Director and star thus engage in a bit of playful gotcha during media day at Steppenwolf. They are a match made in heaven–both boyishly handsome, likable, mildly tough on screen, both quirky and broodingly intelligent off. The day of the interview is dark and cold, and Hawke fits the gray, drizzling weather.

If anything, he seems more a pale imitation of the sanguine, self-confident movie characters he plays; Hawke is a slightly nerdy, confused young artist with a sincere interest in theater despite his movie background.

Both actors are on highs at the moment, especially Sinise, with his Midas movie touch, lately in evidence not only in “Forrest Gump” and “Apollo 13” but on TV with HBO’s celebrated biopic of Harry Truman.

Sinise has come a long way since the nervous, self-conscious young man who a dozen years ago brought attention to himself and his Chicago theater troupe by boldly (some would say foolhardily) taking his production of Sam Shepard’s “True West” to New York. Now Sinise is the veteran, reviving another Shepard work, “Buried Child,” and employing a nervous, self-conscious Hawke, whose career until recently had eclipsed that of the older Sinise.

Hawke is no slacker when it comes to success. His “Before Sunrise” was the latest in a line of gently admired, smallish movie hits (“Reality Bites” and “Alive” came earlier) and is a hot item at the moment in video stores. Earlier this year, he made history of sort earning a reported $300,000 advance for his first novel, “The Hottest State,” to be published next year by Little Brown and Company. (The novel–with strong hints of autobiography–features a 21-year-old narrator living in New York and dealing with young love.)

Hawke and Sinise are in Chicago working together on a 16-year-old classic in which Hawke is merely one of a seven-member ensemble. As Vince, he isn’t in the first act at all and is missing from much of the third. Sinise, as director, of course, is never on stage. Theirs is a rare affinity: Hollywood successes drawn inexorably to the theater.

“Ethan’s special that way,” says Sinise. “He’s the kind of young actor who is not just interested in being a movie star. He could be doing a lot bigger, more expensive movies than he does, but that’s not him. He wants to do things he hasn’t done before, and work with people he likes. That’s to be admired. He started in movies as a teenager, but he hasn’t let that get the best of him. He’s a very bright, hardworking young actor.”

“When you start making movies when you’re really young, it loses its thrill,” Hawke says. “It starts not to be enough. There are a lot of hard things about movie acting, but the hardest is that it’s not the best you can do. Moviemaking is only the best you can do each day.

“On this show, I can screw up a couple of days a week and come back the next day and make it right. In movies, if I don’t get it right that day, I never get it. That’s frustrating. That said, theater acting is much more difficult and more demanding. It’s not just figuring out how to do it well, but figuring it out so you can do it again. It’s a whole other world.”

● **To-do list**
1 – In the article about Hawke and Sinise, how large an advance did Hawke reportedly receive for his first novel?
2 – Name each movie title that appears in the article about Hawke and Sinise.
The data after this point has no connection to the article about Hawke and Sinise.

● **Material supplied**
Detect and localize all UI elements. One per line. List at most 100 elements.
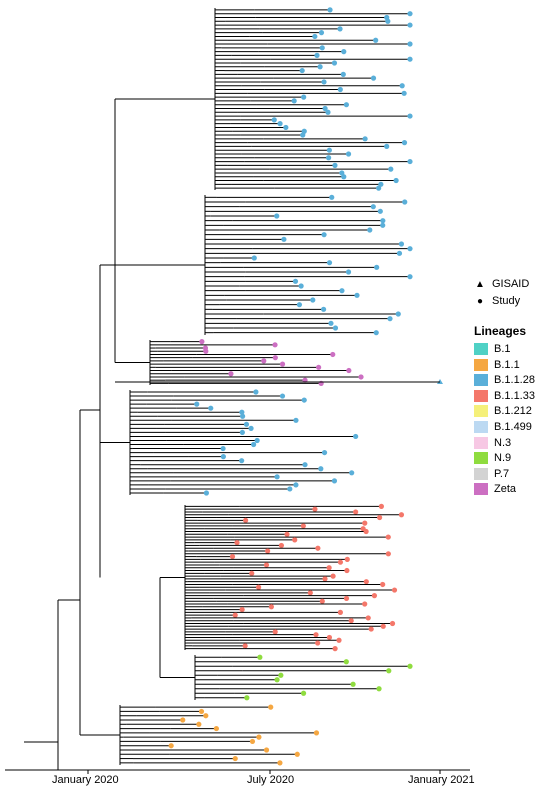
tip-point [293, 482, 299, 488]
legend-study: ● Study [474, 294, 520, 308]
tip-point [278, 672, 284, 678]
tip-point [255, 584, 262, 590]
lineage-swatch [474, 389, 488, 402]
tip-point [380, 581, 386, 588]
tip-point [380, 218, 386, 224]
tip-point [293, 417, 299, 423]
tip-point [370, 75, 377, 81]
tip-point [315, 545, 321, 551]
tip-point [243, 421, 250, 427]
tip-point [380, 623, 386, 629]
lineage-swatch [474, 436, 488, 449]
tip-point [272, 355, 278, 361]
tip-point [332, 646, 338, 652]
tip-point [274, 677, 280, 683]
tip-point [263, 562, 270, 568]
tip-point [313, 730, 320, 736]
tip-point [301, 94, 307, 100]
lineage-label: B.1.1 [494, 358, 520, 371]
tip-point [196, 721, 202, 727]
tip-point [377, 514, 383, 521]
tip-point [343, 659, 349, 665]
tip-point [398, 241, 405, 247]
lineage-swatch [474, 483, 488, 496]
tip-point [274, 474, 280, 480]
tip-point [239, 606, 245, 613]
lineage-legend-item: N.3 [474, 436, 511, 450]
tip-point [320, 306, 327, 312]
tip-point [284, 531, 290, 537]
tip-point [243, 517, 249, 523]
tip-point [329, 194, 335, 200]
tip-point [396, 250, 403, 256]
tip-point [344, 567, 350, 574]
tip-point [365, 615, 371, 621]
lineage-label: P.7 [494, 467, 510, 480]
legend-gisaid-label: GISAID [492, 278, 530, 290]
tip-point [302, 462, 308, 468]
tip-point [393, 177, 399, 184]
tip-point [344, 556, 350, 562]
tip-point [353, 509, 359, 515]
tip-point [272, 629, 278, 635]
tip-point [321, 232, 327, 238]
tip-point [385, 551, 391, 557]
tip-point [283, 124, 289, 131]
tip-point [349, 470, 355, 476]
lineage-swatch [474, 343, 488, 355]
tip-point [353, 433, 359, 440]
tip-point [322, 105, 328, 112]
tip-point [370, 204, 376, 210]
tip-point [368, 626, 374, 632]
tip-point [343, 595, 350, 602]
tip-point [274, 213, 280, 219]
tip-point [287, 486, 293, 492]
tip-point [213, 725, 219, 732]
lineage-legend-item: N.9 [474, 451, 511, 465]
tip-point [300, 690, 307, 696]
lineage-legend-item: P.7 [474, 467, 509, 481]
tip-point [407, 22, 413, 28]
tip-point [242, 643, 248, 649]
tip-point [380, 222, 386, 228]
tip-point [249, 738, 256, 745]
tip-point [345, 269, 352, 275]
tip-point [327, 7, 333, 13]
tip-point [244, 695, 250, 701]
legend-study-label: Study [492, 295, 521, 307]
lineage-label: N.9 [494, 452, 512, 465]
axis-tick-jan-2021: January 2021 [408, 774, 475, 786]
tip-point [389, 620, 396, 627]
tip-point [310, 297, 316, 303]
tip-point [198, 708, 205, 715]
tip-point [407, 41, 413, 47]
tip-point [314, 52, 320, 58]
tip-point [322, 576, 328, 582]
lineage-legend-item: B.1.1.33 [474, 389, 535, 403]
lineage-legend-item: B.1.499 [474, 420, 532, 434]
tip-point [239, 413, 246, 419]
tip-point [300, 132, 306, 138]
tip-point [371, 593, 378, 599]
tip-point [229, 553, 236, 560]
lineage-label: B.1.212 [494, 405, 532, 418]
tip-point [271, 117, 277, 123]
tip-point [298, 283, 304, 289]
legend-gisaid: ▲ GISAID [474, 277, 529, 291]
tip-point [203, 348, 209, 354]
lineage-swatch [474, 421, 488, 433]
tip-point [330, 351, 336, 358]
lineage-label: N.3 [494, 436, 512, 449]
tip-point [180, 717, 186, 723]
tip-point [385, 18, 391, 24]
tip-point [373, 330, 379, 336]
tip-point [301, 397, 307, 403]
tip-point [337, 86, 343, 93]
circle-icon: ● [476, 295, 484, 307]
lineage-legend-item: B.1.212 [474, 404, 532, 418]
tip-point [239, 409, 245, 415]
tip-point [239, 458, 245, 464]
tip-point [168, 743, 174, 749]
tip-point [291, 98, 297, 104]
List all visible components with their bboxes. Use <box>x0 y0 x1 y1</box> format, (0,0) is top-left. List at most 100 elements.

● **Solutions below**
1 – A reported $300,000.

2 – "Forrest Gump," "Apollo 13," "Before Sunrise," "Reality Bites," and "Alive."